### 本文
+ + + + +

2008-08-04

道州制実現のカギは、勇気と覚悟

不在がちの先週から一転、

その間お預かりした、
様々な宿題に奔走、の1日。

午前、各部局交渉と、
市内の県機関視察に動き、

午後は、いくつかの企業を訪問した。

その合間を縫って。

13:30から市内で開催された、
「道州制シンポジウム」に参加。

当初、増田総務大臣が来県される予定であったが、
8/1の福田内閣改造に伴い、急きょ、欠席となった。

残念、ではあったが、それでも十分に有意義で、
こうした機会を頂けたことに、感謝したい。

さて、本日のシンポジウムには、

道州制ビジョン懇談会(以下、ビジョン懇)の、
江口克彦座長と、長谷川幸洋委員が出席された。

ビジョン懇って、何?
かというと。

昨年1月に新設された、内閣の諮問機関の1つで、
そのミッションは、

内閣府特命担当大臣(地方分権改革担当)という、
いわゆる、道州制担当大臣のもとで、

道州制の基本的事項に関するビジョンを策定すること、
だそうだ。

ビジョン懇では、

今から10年後の2018年、全国一斉導入をめざし、
15名の構成メンバーが議論を重ねながら、

また、全国各ブロックの経済界代表から構成される、
道州制協議会とも、議論の歩調を合わせながら、

更なる世論を喚起するため、
今日のようなシンポジウムの他、

対話集会などの全国啓蒙活動を、
精力的に行っているのであった。

で、その、お2方の講演内容だが、
詳細は、それぞれの著書に譲るとして。

⇒「地域主権型道州制」(江口克彦著/PHP新書)
⇒「官僚との死闘七〇〇日」(長谷川幸洋著/講談社)

会場を沸かせたのは、
江口座長の、四国州知事出馬宣言と、その公約発表の場面。

もちろん、リップサービスとはいえ、まんざらでもなさそうで。

例えば、

法人税の大幅減税や、相続税の廃止などで、
国内外から、企業と定住者を呼び込み、

さらに、州都と商都など、拠点を分離多様化させ、
それぞれにイノベーションクラスターを集積し、

農水・観光振興等により、外国との直接貿易を拡大し、
四国州のGDPと州民1人あたり所得を倍増させる、

など、要するに、

財源と、立法・徴税といった権限移譲を伴う道州制を実現すれば、
こういう風な自治体運営ができますよ、というメタファであったろう。

+ + + + +

文書レイアウト解析データ:
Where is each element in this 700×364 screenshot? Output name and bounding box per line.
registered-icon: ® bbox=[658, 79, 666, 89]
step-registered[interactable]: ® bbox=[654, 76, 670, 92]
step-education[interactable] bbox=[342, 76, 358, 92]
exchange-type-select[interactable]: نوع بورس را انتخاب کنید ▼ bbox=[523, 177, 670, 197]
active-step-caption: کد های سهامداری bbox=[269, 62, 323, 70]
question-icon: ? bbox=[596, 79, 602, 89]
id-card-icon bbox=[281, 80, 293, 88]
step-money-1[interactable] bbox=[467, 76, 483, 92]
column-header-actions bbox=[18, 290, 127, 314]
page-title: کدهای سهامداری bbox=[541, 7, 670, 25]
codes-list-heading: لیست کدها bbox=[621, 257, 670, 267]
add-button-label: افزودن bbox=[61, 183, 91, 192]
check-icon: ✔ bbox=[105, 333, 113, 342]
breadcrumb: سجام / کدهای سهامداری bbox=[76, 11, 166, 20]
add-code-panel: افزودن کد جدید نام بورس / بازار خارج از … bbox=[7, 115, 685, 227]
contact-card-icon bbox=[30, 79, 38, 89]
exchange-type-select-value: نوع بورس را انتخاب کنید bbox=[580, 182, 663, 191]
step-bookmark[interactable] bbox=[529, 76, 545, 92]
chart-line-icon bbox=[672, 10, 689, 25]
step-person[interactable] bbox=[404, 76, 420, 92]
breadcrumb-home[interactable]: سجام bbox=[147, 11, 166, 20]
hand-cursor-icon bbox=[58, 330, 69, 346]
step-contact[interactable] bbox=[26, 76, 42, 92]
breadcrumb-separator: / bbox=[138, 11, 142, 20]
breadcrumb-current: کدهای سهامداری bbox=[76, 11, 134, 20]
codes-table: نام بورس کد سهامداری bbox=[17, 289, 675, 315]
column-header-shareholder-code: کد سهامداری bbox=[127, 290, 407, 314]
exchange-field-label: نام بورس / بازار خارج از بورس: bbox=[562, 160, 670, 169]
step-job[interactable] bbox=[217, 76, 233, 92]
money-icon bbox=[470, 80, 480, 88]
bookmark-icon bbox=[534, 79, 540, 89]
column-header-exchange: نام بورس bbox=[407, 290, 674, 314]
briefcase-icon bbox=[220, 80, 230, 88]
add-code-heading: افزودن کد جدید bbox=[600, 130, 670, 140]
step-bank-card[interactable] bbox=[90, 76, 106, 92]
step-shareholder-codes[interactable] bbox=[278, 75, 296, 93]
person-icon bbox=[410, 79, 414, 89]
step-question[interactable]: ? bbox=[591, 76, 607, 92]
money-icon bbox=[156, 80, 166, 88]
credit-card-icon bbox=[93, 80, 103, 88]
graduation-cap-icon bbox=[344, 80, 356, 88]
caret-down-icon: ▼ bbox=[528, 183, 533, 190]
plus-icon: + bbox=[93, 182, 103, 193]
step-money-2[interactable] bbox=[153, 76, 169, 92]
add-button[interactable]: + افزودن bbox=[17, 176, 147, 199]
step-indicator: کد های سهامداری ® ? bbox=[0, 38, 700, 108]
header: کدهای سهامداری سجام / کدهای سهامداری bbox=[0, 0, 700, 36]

+ + + + +

道州制シンポジウムを扱った本文を、最後の文の後から書き継いでもらえますか? エントリは本文とは別の出典から集めたものです。

会場に、異論は、あろうはずもない。

道州制議論に関する国民の認知率も、
3年前は1ケタだったものが、今では50%弱、

と、急速な高まりを見せ、

47都道府県中、32人の知事が賛成を表明しているのだから、
国民総意として、その方向を志向していることは確か、だ。

問題は、どう実現するか、である。
クリアすべきその相手は、霞が関、なのである。

明治以来、約140年にわたって。

巧妙かつ緻密に作り上げられた官僚政治システムを、
つまり、霞が関をどのように解体し、

地域分権という新たなシステムを、
どういう手順で構築していくのか、

が、私たち政治家のみならず、
国民1人1人に問われているし、

長谷川氏の説をお借りすると、

本日のシンポジウムの主催者が、内閣官房であるように、
道州制の導入議論が、霞が関の土俵で行われている内は、ムリ、

だとすると、

まさに、霞が関に代わる新たな土俵を作る、
私たちの勇気の有無こそが、道州制実現のカギなのであり、

情熱だけでない、幕末の志士のような、覚悟、
が、これからの政治家に必要であることを、痛感した。

自問自答しながらも、全力で前へ、と決意するのみである。